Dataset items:
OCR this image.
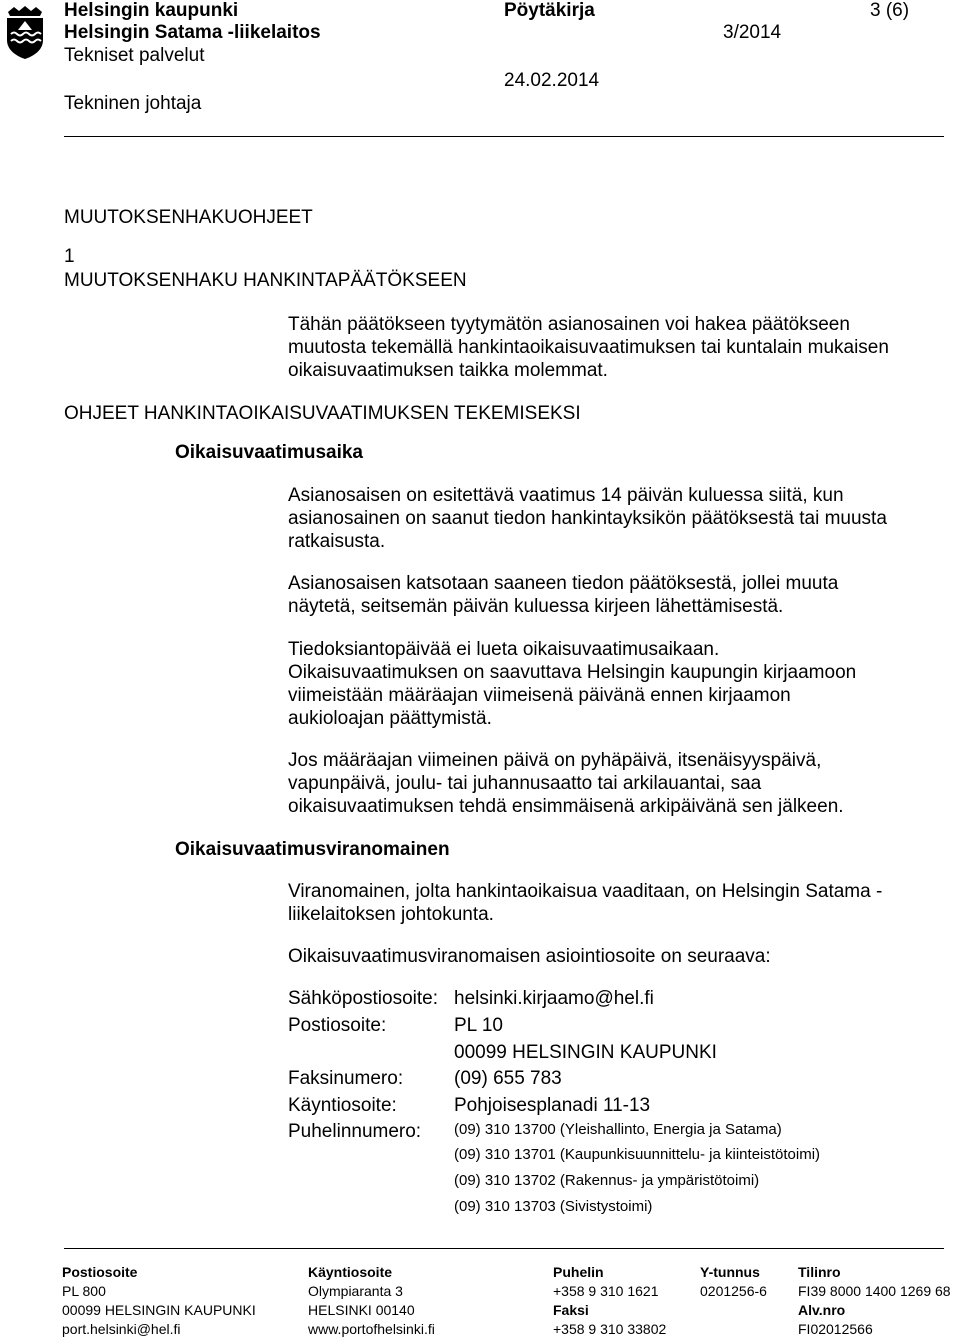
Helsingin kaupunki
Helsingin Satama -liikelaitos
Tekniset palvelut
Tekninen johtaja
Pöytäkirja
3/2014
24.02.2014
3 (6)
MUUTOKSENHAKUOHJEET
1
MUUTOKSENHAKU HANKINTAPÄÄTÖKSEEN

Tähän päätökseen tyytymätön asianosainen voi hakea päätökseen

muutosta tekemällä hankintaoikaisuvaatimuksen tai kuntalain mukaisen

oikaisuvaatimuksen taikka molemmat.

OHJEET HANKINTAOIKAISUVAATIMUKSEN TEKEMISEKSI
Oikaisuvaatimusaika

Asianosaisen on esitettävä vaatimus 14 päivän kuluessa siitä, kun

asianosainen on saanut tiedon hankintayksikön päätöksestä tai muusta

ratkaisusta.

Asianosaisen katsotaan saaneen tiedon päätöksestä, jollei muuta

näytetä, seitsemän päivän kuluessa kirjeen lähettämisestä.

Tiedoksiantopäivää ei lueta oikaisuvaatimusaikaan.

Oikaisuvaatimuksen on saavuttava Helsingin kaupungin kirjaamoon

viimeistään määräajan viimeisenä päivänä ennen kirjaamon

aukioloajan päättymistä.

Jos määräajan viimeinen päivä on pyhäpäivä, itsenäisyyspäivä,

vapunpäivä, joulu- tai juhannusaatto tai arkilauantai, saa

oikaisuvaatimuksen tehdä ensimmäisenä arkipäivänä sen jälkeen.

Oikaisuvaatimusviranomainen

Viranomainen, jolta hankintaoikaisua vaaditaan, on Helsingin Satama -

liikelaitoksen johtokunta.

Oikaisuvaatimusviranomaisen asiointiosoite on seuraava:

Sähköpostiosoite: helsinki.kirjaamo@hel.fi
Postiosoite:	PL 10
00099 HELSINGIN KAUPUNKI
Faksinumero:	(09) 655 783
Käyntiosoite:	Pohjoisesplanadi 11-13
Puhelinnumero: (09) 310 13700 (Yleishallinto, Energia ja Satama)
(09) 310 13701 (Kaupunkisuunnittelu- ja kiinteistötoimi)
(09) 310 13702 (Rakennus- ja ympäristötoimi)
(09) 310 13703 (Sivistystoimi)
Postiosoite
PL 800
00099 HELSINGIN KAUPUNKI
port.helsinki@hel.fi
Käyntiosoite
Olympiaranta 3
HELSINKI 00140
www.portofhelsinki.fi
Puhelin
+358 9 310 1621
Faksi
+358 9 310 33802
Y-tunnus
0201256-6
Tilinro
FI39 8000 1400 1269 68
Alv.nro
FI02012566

§ WORK INSTRUCTIONS
Write out all the records again, exactly, minus any pictures.

§ CORRECT RESPONSE
OCR this image.
Helsingin kaupunki
Helsingin Satama -liikelaitos
Tekniset palvelut
Tekninen johtaja
Pöytäkirja
3/2014
24.02.2014
3 (6)
MUUTOKSENHAKUOHJEET
1
MUUTOKSENHAKU HANKINTAPÄÄTÖKSEEN

Tähän päätökseen tyytymätön asianosainen voi hakea päätökseen

muutosta tekemällä hankintaoikaisuvaatimuksen tai kuntalain mukaisen

oikaisuvaatimuksen taikka molemmat.

OHJEET HANKINTAOIKAISUVAATIMUKSEN TEKEMISEKSI
Oikaisuvaatimusaika

Asianosaisen on esitettävä vaatimus 14 päivän kuluessa siitä, kun

asianosainen on saanut tiedon hankintayksikön päätöksestä tai muusta

ratkaisusta.

Asianosaisen katsotaan saaneen tiedon päätöksestä, jollei muuta

näytetä, seitsemän päivän kuluessa kirjeen lähettämisestä.

Tiedoksiantopäivää ei lueta oikaisuvaatimusaikaan.

Oikaisuvaatimuksen on saavuttava Helsingin kaupungin kirjaamoon

viimeistään määräajan viimeisenä päivänä ennen kirjaamon

aukioloajan päättymistä.

Jos määräajan viimeinen päivä on pyhäpäivä, itsenäisyyspäivä,

vapunpäivä, joulu- tai juhannusaatto tai arkilauantai, saa

oikaisuvaatimuksen tehdä ensimmäisenä arkipäivänä sen jälkeen.

Oikaisuvaatimusviranomainen

Viranomainen, jolta hankintaoikaisua vaaditaan, on Helsingin Satama -

liikelaitoksen johtokunta.

Oikaisuvaatimusviranomaisen asiointiosoite on seuraava:

Sähköpostiosoite: helsinki.kirjaamo@hel.fi
Postiosoite:	PL 10
00099 HELSINGIN KAUPUNKI
Faksinumero:	(09) 655 783
Käyntiosoite:	Pohjoisesplanadi 11-13
Puhelinnumero: (09) 310 13700 (Yleishallinto, Energia ja Satama)
(09) 310 13701 (Kaupunkisuunnittelu- ja kiinteistötoimi)
(09) 310 13702 (Rakennus- ja ympäristötoimi)
(09) 310 13703 (Sivistystoimi)
Postiosoite
PL 800
00099 HELSINGIN KAUPUNKI
port.helsinki@hel.fi
Käyntiosoite
Olympiaranta 3
HELSINKI 00140
www.portofhelsinki.fi
Puhelin
+358 9 310 1621
Faksi
+358 9 310 33802
Y-tunnus
0201256-6
Tilinro
FI39 8000 1400 1269 68
Alv.nro
FI02012566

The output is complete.